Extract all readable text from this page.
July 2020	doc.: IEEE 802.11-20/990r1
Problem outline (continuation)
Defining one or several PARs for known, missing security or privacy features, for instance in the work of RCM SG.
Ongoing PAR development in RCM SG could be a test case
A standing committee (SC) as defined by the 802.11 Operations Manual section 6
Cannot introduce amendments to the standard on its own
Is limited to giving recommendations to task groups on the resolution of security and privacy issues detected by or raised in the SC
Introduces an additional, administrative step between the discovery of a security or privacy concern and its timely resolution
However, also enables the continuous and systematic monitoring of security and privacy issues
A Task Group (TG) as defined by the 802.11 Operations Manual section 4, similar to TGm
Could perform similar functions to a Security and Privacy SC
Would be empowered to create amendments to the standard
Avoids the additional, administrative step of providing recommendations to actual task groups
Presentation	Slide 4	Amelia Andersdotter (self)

WORK TO COMPLETE: Emit the full listing verbatim.

COMPLETED TASK:
Extract all readable text from this page.
July 2020	doc.: IEEE 802.11-20/990r1
Problem outline (continuation)
Defining one or several PARs for known, missing security or privacy features, for instance in the work of RCM SG.
Ongoing PAR development in RCM SG could be a test case
A standing committee (SC) as defined by the 802.11 Operations Manual section 6
Cannot introduce amendments to the standard on its own
Is limited to giving recommendations to task groups on the resolution of security and privacy issues detected by or raised in the SC
Introduces an additional, administrative step between the discovery of a security or privacy concern and its timely resolution
However, also enables the continuous and systematic monitoring of security and privacy issues
A Task Group (TG) as defined by the 802.11 Operations Manual section 4, similar to TGm
Could perform similar functions to a Security and Privacy SC
Would be empowered to create amendments to the standard
Avoids the additional, administrative step of providing recommendations to actual task groups
Presentation	Slide 4	Amelia Andersdotter (self)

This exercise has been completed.